WHAT THE TASK REQUIRES —
Provide only the number of lines in the data below that contain the string "Réservoirs".

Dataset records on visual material
>> begin

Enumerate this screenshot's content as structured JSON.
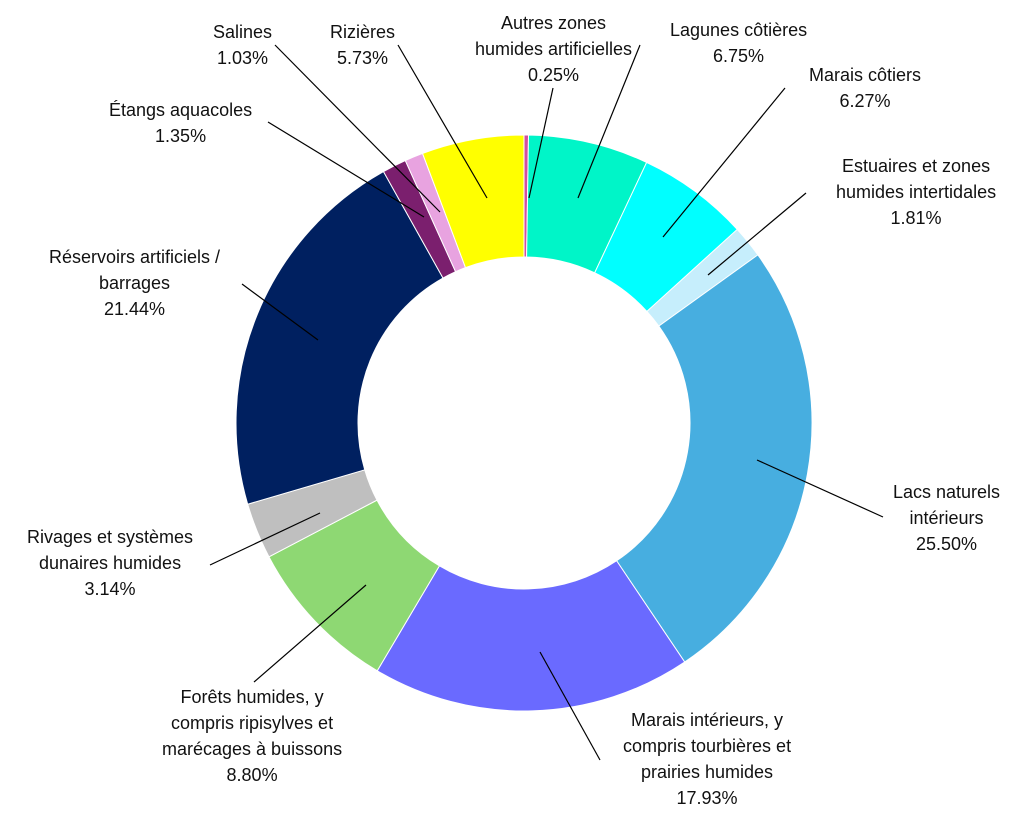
{
  "chart_data": {
    "type": "pie",
    "donut": true,
    "title": "",
    "start": "top",
    "direction": "clockwise",
    "slices": [
      {
        "label": "Autres zones humides artificielles",
        "value": 0.25,
        "text": "0.25%",
        "color": "#d14fa0"
      },
      {
        "label": "Lagunes côtières",
        "value": 6.75,
        "text": "6.75%",
        "color": "#00f5c8"
      },
      {
        "label": "Marais côtiers",
        "value": 6.27,
        "text": "6.27%",
        "color": "#00ffff"
      },
      {
        "label": "Estuaires et zones humides intertidales",
        "value": 1.81,
        "text": "1.81%",
        "color": "#c6eefc"
      },
      {
        "label": "Lacs naturels intérieurs",
        "value": 25.5,
        "text": "25.50%",
        "color": "#47aee0"
      },
      {
        "label": "Marais intérieurs, y compris tourbières et prairies humides",
        "value": 17.93,
        "text": "17.93%",
        "color": "#6a6aff"
      },
      {
        "label": "Forêts humides, y compris ripisylves et marécages à buissons",
        "value": 8.8,
        "text": "8.80%",
        "color": "#8ed873"
      },
      {
        "label": "Rivages et systèmes dunaires humides",
        "value": 3.14,
        "text": "3.14%",
        "color": "#bfbfbf"
      },
      {
        "label": "Réservoirs artificiels / barrages",
        "value": 21.44,
        "text": "21.44%",
        "color": "#002060"
      },
      {
        "label": "Étangs aquacoles",
        "value": 1.35,
        "text": "1.35%",
        "color": "#7b1f6e"
      },
      {
        "label": "Salines",
        "value": 1.03,
        "text": "1.03%",
        "color": "#e8a3e0"
      },
      {
        "label": "Rizières",
        "value": 5.73,
        "text": "5.73%",
        "color": "#ffff00"
      }
    ]
  },
  "labels": [
    {
      "lines": [
        "Autres zones",
        "humides artificielles"
      ],
      "value": "0.25%"
    },
    {
      "lines": [
        "Lagunes côtières"
      ],
      "value": "6.75%"
    },
    {
      "lines": [
        "Marais côtiers"
      ],
      "value": "6.27%"
    },
    {
      "lines": [
        "Estuaires et zones",
        "humides intertidales"
      ],
      "value": "1.81%"
    },
    {
      "lines": [
        "Lacs naturels",
        "intérieurs"
      ],
      "value": "25.50%"
    },
    {
      "lines": [
        "Marais intérieurs, y",
        "compris tourbières et",
        "prairies humides"
      ],
      "value": "17.93%"
    },
    {
      "lines": [
        "Forêts humides, y",
        "compris ripisylves et",
        "marécages à buissons"
      ],
      "value": "8.80%"
    },
    {
      "lines": [
        "Rivages et systèmes",
        "dunaires humides"
      ],
      "value": "3.14%"
    },
    {
      "lines": [
        "Réservoirs artificiels /",
        "barrages"
      ],
      "value": "21.44%"
    },
    {
      "lines": [
        "Étangs aquacoles"
      ],
      "value": "1.35%"
    },
    {
      "lines": [
        "Salines"
      ],
      "value": "1.03%"
    },
    {
      "lines": [
        "Rizières"
      ],
      "value": "5.73%"
    }
  ]
}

>> end

RESPONSE FOR THIS EXERCISE —
2